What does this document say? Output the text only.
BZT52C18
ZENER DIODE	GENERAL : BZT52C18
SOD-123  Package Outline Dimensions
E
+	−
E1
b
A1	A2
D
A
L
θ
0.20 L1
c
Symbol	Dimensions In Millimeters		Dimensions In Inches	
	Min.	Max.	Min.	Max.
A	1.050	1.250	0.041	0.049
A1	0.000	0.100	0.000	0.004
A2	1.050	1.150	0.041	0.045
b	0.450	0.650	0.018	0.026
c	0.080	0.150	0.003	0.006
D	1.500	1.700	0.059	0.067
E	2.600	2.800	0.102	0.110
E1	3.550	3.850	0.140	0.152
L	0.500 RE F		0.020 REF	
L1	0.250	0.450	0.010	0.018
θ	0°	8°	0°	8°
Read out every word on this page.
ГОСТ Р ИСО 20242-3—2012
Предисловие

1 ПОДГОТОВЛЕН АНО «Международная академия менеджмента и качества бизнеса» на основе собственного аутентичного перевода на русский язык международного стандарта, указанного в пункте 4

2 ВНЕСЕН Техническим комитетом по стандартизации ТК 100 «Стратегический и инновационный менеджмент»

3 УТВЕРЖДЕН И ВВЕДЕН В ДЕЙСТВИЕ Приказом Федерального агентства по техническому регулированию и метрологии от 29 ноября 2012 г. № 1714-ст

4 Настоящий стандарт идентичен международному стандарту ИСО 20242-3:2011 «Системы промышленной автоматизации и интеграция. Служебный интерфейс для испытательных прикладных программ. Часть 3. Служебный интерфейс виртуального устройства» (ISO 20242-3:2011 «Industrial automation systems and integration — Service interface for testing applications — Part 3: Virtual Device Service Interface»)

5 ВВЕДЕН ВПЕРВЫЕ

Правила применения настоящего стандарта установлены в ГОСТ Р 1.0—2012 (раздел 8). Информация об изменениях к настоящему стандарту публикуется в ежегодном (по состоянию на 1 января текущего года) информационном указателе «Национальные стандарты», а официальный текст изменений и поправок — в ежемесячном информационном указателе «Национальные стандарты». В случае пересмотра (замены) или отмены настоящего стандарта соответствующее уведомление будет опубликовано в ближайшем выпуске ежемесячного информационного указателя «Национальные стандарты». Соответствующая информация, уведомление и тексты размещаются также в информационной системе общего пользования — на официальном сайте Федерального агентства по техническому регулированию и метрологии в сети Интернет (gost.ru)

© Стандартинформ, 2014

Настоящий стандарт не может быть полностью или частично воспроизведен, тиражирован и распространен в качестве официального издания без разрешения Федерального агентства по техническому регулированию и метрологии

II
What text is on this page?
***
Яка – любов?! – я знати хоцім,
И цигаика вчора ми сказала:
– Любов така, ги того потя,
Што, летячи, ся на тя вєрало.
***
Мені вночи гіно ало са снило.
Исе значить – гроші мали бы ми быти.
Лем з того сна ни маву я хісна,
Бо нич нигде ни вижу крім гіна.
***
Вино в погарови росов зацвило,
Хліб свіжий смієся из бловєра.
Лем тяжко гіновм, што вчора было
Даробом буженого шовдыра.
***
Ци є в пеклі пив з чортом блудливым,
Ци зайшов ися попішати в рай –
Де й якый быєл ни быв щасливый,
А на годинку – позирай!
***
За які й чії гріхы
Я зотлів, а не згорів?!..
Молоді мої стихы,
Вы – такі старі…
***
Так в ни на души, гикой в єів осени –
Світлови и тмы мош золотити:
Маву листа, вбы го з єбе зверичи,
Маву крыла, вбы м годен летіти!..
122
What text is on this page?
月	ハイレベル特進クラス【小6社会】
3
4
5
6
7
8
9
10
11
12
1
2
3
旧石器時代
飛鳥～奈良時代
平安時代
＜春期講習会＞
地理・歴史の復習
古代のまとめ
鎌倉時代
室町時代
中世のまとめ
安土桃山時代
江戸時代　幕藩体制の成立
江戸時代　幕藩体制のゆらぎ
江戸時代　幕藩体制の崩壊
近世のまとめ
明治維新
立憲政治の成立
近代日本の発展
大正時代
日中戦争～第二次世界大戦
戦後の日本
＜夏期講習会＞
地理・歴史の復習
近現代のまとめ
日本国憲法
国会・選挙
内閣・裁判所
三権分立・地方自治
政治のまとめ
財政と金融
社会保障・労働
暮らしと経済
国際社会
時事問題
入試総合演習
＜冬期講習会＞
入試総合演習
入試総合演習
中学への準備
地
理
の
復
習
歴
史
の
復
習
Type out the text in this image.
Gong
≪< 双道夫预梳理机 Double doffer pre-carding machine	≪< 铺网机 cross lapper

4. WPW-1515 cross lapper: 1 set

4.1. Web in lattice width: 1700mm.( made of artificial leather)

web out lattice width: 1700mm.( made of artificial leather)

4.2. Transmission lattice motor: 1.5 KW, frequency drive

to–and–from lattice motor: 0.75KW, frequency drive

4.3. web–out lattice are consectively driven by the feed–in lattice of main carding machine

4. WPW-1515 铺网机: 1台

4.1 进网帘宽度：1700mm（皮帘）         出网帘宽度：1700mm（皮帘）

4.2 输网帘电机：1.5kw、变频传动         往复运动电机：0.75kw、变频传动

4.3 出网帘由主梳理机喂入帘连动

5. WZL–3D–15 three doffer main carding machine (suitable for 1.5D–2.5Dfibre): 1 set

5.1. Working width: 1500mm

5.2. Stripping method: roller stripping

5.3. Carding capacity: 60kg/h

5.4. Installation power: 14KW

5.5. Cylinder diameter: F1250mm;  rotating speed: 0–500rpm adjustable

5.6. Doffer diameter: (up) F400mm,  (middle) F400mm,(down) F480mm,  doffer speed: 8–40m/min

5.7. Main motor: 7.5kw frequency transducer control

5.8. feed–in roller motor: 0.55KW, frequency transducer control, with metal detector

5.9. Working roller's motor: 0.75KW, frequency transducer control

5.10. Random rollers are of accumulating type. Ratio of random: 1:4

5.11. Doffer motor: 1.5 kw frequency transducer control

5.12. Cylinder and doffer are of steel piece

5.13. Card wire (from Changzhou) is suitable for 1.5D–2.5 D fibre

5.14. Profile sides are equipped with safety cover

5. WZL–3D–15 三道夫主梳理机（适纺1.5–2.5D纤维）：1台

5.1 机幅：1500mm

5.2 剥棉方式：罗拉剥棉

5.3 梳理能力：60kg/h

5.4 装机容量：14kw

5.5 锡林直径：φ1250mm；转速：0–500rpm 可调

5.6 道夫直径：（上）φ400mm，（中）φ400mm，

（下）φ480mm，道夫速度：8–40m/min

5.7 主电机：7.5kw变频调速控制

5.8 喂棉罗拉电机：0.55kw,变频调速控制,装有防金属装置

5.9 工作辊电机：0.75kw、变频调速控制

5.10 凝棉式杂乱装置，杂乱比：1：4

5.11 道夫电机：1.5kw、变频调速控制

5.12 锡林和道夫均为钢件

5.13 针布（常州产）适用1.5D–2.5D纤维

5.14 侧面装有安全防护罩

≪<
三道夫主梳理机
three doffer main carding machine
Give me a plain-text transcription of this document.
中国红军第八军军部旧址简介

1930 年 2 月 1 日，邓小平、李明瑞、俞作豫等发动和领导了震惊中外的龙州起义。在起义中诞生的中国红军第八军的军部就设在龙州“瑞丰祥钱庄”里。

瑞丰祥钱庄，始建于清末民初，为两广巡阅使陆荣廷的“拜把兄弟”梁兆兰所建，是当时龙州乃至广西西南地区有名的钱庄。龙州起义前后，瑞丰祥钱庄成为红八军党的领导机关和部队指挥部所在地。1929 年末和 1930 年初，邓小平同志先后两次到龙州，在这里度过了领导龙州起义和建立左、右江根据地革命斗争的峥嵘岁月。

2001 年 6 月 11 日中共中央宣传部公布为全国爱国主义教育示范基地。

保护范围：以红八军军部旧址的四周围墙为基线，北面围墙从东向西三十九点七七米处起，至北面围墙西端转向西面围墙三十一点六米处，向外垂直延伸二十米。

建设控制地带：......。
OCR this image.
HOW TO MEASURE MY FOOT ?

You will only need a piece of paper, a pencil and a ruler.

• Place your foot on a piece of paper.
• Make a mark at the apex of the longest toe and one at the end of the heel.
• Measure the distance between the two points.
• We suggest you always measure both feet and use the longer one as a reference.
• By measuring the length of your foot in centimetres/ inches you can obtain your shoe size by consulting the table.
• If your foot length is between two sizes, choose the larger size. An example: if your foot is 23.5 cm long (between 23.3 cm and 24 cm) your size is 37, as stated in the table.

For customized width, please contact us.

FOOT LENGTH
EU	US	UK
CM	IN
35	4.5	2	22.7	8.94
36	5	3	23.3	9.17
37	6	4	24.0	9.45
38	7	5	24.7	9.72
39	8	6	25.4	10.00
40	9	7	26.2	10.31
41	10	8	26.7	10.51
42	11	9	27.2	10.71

_Set task_
From the listing above, copy every line that includes the word "three".

_The solution_
5. WZL–3D–15 three doffer main carding machine (suitable for 1.5D–2.5Dfibre): 1 set
three doffer main carding machine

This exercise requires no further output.